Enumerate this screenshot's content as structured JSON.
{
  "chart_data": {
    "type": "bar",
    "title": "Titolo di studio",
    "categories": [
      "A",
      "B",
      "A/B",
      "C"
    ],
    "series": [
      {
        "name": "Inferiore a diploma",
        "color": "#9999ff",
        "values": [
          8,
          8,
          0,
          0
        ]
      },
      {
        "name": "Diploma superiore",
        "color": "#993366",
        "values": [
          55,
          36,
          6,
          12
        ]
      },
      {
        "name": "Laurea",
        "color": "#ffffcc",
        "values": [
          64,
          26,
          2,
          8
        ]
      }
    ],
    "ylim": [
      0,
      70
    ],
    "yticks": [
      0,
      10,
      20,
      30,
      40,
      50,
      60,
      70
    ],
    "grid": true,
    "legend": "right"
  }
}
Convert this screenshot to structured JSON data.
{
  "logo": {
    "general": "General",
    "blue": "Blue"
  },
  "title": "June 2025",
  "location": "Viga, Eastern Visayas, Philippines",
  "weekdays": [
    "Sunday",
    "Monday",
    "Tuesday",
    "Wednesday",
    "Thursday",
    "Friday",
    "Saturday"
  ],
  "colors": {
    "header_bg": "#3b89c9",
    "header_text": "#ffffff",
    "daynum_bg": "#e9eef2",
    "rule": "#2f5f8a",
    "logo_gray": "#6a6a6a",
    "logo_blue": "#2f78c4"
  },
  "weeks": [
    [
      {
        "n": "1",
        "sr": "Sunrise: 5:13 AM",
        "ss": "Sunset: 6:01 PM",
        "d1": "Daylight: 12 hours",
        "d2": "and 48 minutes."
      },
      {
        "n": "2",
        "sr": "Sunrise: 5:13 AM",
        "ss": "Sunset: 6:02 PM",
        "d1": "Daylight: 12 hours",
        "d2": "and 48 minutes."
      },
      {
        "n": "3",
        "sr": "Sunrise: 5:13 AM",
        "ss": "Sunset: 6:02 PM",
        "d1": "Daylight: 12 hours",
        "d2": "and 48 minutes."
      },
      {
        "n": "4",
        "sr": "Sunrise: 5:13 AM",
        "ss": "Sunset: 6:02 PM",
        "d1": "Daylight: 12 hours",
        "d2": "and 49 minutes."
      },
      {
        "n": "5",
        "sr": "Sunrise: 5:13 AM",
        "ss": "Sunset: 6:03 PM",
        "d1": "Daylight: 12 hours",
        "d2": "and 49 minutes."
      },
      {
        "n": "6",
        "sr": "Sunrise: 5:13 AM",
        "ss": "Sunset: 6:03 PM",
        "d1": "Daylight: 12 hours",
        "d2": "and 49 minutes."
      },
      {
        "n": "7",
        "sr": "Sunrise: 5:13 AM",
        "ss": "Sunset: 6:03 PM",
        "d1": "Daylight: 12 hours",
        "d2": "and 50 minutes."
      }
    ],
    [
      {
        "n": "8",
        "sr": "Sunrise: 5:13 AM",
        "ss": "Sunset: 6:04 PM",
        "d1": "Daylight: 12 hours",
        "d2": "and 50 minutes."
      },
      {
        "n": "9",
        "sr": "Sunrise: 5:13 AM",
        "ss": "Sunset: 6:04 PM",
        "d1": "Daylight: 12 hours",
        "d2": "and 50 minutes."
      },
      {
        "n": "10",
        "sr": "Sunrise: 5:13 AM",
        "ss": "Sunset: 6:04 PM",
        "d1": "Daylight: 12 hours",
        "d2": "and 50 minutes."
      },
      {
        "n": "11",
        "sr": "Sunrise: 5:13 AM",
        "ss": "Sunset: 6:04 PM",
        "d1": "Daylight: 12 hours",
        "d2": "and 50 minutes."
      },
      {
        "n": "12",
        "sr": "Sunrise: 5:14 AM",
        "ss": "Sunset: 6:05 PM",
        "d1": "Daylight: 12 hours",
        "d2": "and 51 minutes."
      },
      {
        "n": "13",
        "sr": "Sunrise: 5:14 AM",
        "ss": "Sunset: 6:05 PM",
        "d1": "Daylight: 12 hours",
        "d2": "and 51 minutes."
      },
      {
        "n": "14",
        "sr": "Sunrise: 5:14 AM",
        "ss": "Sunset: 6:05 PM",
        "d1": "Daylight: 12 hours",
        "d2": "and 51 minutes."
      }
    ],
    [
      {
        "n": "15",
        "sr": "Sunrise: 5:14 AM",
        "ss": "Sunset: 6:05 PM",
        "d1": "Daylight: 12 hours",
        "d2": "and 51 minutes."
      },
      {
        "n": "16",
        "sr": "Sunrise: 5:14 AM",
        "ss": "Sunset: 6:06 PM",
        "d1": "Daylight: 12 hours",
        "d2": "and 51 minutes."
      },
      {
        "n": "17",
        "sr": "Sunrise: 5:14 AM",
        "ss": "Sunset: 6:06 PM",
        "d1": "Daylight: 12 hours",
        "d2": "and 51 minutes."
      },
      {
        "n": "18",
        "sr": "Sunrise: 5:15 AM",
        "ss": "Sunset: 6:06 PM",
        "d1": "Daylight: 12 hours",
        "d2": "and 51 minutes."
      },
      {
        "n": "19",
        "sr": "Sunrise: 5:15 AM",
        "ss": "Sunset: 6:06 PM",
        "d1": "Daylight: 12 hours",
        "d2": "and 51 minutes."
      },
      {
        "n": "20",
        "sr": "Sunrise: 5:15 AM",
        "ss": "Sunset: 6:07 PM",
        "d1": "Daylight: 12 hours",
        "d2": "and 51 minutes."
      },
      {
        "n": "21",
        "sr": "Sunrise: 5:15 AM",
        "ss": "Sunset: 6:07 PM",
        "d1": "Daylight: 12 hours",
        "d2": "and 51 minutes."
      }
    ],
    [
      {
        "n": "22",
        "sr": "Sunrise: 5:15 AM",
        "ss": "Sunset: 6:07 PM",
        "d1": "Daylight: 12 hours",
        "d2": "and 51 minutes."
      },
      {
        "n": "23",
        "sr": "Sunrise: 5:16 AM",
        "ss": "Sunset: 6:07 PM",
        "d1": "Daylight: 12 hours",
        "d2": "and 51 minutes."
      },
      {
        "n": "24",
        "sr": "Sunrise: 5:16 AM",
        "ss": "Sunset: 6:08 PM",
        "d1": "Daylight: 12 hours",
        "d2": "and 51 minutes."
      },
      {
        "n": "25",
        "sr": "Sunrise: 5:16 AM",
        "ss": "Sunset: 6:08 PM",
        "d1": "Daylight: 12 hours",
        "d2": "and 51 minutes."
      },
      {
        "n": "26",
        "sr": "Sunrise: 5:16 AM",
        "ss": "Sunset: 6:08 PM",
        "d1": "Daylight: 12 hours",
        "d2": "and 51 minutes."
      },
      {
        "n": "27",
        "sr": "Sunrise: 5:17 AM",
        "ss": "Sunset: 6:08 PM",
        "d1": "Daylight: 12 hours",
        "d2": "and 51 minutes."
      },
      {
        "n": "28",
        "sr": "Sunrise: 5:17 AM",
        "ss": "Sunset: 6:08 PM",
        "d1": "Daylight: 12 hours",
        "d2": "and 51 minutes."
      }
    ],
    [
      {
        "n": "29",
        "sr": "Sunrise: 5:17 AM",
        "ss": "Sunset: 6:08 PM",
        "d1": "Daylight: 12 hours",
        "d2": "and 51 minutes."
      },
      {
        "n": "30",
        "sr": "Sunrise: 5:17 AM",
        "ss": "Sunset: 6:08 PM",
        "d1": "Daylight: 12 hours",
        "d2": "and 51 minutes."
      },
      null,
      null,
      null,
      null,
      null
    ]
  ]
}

##############################

## What to do:
Quote the data above in full, changing nothing.

## Exercise result:
Enumerate this screenshot's content as structured JSON.
{
  "chart_data": {
    "type": "bar",
    "title": "Titolo di studio",
    "categories": [
      "A",
      "B",
      "A/B",
      "C"
    ],
    "series": [
      {
        "name": "Inferiore a diploma",
        "color": "#9999ff",
        "values": [
          8,
          8,
          0,
          0
        ]
      },
      {
        "name": "Diploma superiore",
        "color": "#993366",
        "values": [
          55,
          36,
          6,
          12
        ]
      },
      {
        "name": "Laurea",
        "color": "#ffffcc",
        "values": [
          64,
          26,
          2,
          8
        ]
      }
    ],
    "ylim": [
      0,
      70
    ],
    "yticks": [
      0,
      10,
      20,
      30,
      40,
      50,
      60,
      70
    ],
    "grid": true,
    "legend": "right"
  }
}
Convert this screenshot to structured JSON data.
{
  "logo": {
    "general": "General",
    "blue": "Blue"
  },
  "title": "June 2025",
  "location": "Viga, Eastern Visayas, Philippines",
  "weekdays": [
    "Sunday",
    "Monday",
    "Tuesday",
    "Wednesday",
    "Thursday",
    "Friday",
    "Saturday"
  ],
  "colors": {
    "header_bg": "#3b89c9",
    "header_text": "#ffffff",
    "daynum_bg": "#e9eef2",
    "rule": "#2f5f8a",
    "logo_gray": "#6a6a6a",
    "logo_blue": "#2f78c4"
  },
  "weeks": [
    [
      {
        "n": "1",
        "sr": "Sunrise: 5:13 AM",
        "ss": "Sunset: 6:01 PM",
        "d1": "Daylight: 12 hours",
        "d2": "and 48 minutes."
      },
      {
        "n": "2",
        "sr": "Sunrise: 5:13 AM",
        "ss": "Sunset: 6:02 PM",
        "d1": "Daylight: 12 hours",
        "d2": "and 48 minutes."
      },
      {
        "n": "3",
        "sr": "Sunrise: 5:13 AM",
        "ss": "Sunset: 6:02 PM",
        "d1": "Daylight: 12 hours",
        "d2": "and 48 minutes."
      },
      {
        "n": "4",
        "sr": "Sunrise: 5:13 AM",
        "ss": "Sunset: 6:02 PM",
        "d1": "Daylight: 12 hours",
        "d2": "and 49 minutes."
      },
      {
        "n": "5",
        "sr": "Sunrise: 5:13 AM",
        "ss": "Sunset: 6:03 PM",
        "d1": "Daylight: 12 hours",
        "d2": "and 49 minutes."
      },
      {
        "n": "6",
        "sr": "Sunrise: 5:13 AM",
        "ss": "Sunset: 6:03 PM",
        "d1": "Daylight: 12 hours",
        "d2": "and 49 minutes."
      },
      {
        "n": "7",
        "sr": "Sunrise: 5:13 AM",
        "ss": "Sunset: 6:03 PM",
        "d1": "Daylight: 12 hours",
        "d2": "and 50 minutes."
      }
    ],
    [
      {
        "n": "8",
        "sr": "Sunrise: 5:13 AM",
        "ss": "Sunset: 6:04 PM",
        "d1": "Daylight: 12 hours",
        "d2": "and 50 minutes."
      },
      {
        "n": "9",
        "sr": "Sunrise: 5:13 AM",
        "ss": "Sunset: 6:04 PM",
        "d1": "Daylight: 12 hours",
        "d2": "and 50 minutes."
      },
      {
        "n": "10",
        "sr": "Sunrise: 5:13 AM",
        "ss": "Sunset: 6:04 PM",
        "d1": "Daylight: 12 hours",
        "d2": "and 50 minutes."
      },
      {
        "n": "11",
        "sr": "Sunrise: 5:13 AM",
        "ss": "Sunset: 6:04 PM",
        "d1": "Daylight: 12 hours",
        "d2": "and 50 minutes."
      },
      {
        "n": "12",
        "sr": "Sunrise: 5:14 AM",
        "ss": "Sunset: 6:05 PM",
        "d1": "Daylight: 12 hours",
        "d2": "and 51 minutes."
      },
      {
        "n": "13",
        "sr": "Sunrise: 5:14 AM",
        "ss": "Sunset: 6:05 PM",
        "d1": "Daylight: 12 hours",
        "d2": "and 51 minutes."
      },
      {
        "n": "14",
        "sr": "Sunrise: 5:14 AM",
        "ss": "Sunset: 6:05 PM",
        "d1": "Daylight: 12 hours",
        "d2": "and 51 minutes."
      }
    ],
    [
      {
        "n": "15",
        "sr": "Sunrise: 5:14 AM",
        "ss": "Sunset: 6:05 PM",
        "d1": "Daylight: 12 hours",
        "d2": "and 51 minutes."
      },
      {
        "n": "16",
        "sr": "Sunrise: 5:14 AM",
        "ss": "Sunset: 6:06 PM",
        "d1": "Daylight: 12 hours",
        "d2": "and 51 minutes."
      },
      {
        "n": "17",
        "sr": "Sunrise: 5:14 AM",
        "ss": "Sunset: 6:06 PM",
        "d1": "Daylight: 12 hours",
        "d2": "and 51 minutes."
      },
      {
        "n": "18",
        "sr": "Sunrise: 5:15 AM",
        "ss": "Sunset: 6:06 PM",
        "d1": "Daylight: 12 hours",
        "d2": "and 51 minutes."
      },
      {
        "n": "19",
        "sr": "Sunrise: 5:15 AM",
        "ss": "Sunset: 6:06 PM",
        "d1": "Daylight: 12 hours",
        "d2": "and 51 minutes."
      },
      {
        "n": "20",
        "sr": "Sunrise: 5:15 AM",
        "ss": "Sunset: 6:07 PM",
        "d1": "Daylight: 12 hours",
        "d2": "and 51 minutes."
      },
      {
        "n": "21",
        "sr": "Sunrise: 5:15 AM",
        "ss": "Sunset: 6:07 PM",
        "d1": "Daylight: 12 hours",
        "d2": "and 51 minutes."
      }
    ],
    [
      {
        "n": "22",
        "sr": "Sunrise: 5:15 AM",
        "ss": "Sunset: 6:07 PM",
        "d1": "Daylight: 12 hours",
        "d2": "and 51 minutes."
      },
      {
        "n": "23",
        "sr": "Sunrise: 5:16 AM",
        "ss": "Sunset: 6:07 PM",
        "d1": "Daylight: 12 hours",
        "d2": "and 51 minutes."
      },
      {
        "n": "24",
        "sr": "Sunrise: 5:16 AM",
        "ss": "Sunset: 6:08 PM",
        "d1": "Daylight: 12 hours",
        "d2": "and 51 minutes."
      },
      {
        "n": "25",
        "sr": "Sunrise: 5:16 AM",
        "ss": "Sunset: 6:08 PM",
        "d1": "Daylight: 12 hours",
        "d2": "and 51 minutes."
      },
      {
        "n": "26",
        "sr": "Sunrise: 5:16 AM",
        "ss": "Sunset: 6:08 PM",
        "d1": "Daylight: 12 hours",
        "d2": "and 51 minutes."
      },
      {
        "n": "27",
        "sr": "Sunrise: 5:17 AM",
        "ss": "Sunset: 6:08 PM",
        "d1": "Daylight: 12 hours",
        "d2": "and 51 minutes."
      },
      {
        "n": "28",
        "sr": "Sunrise: 5:17 AM",
        "ss": "Sunset: 6:08 PM",
        "d1": "Daylight: 12 hours",
        "d2": "and 51 minutes."
      }
    ],
    [
      {
        "n": "29",
        "sr": "Sunrise: 5:17 AM",
        "ss": "Sunset: 6:08 PM",
        "d1": "Daylight: 12 hours",
        "d2": "and 51 minutes."
      },
      {
        "n": "30",
        "sr": "Sunrise: 5:17 AM",
        "ss": "Sunset: 6:08 PM",
        "d1": "Daylight: 12 hours",
        "d2": "and 51 minutes."
      },
      null,
      null,
      null,
      null,
      null
    ]
  ]
}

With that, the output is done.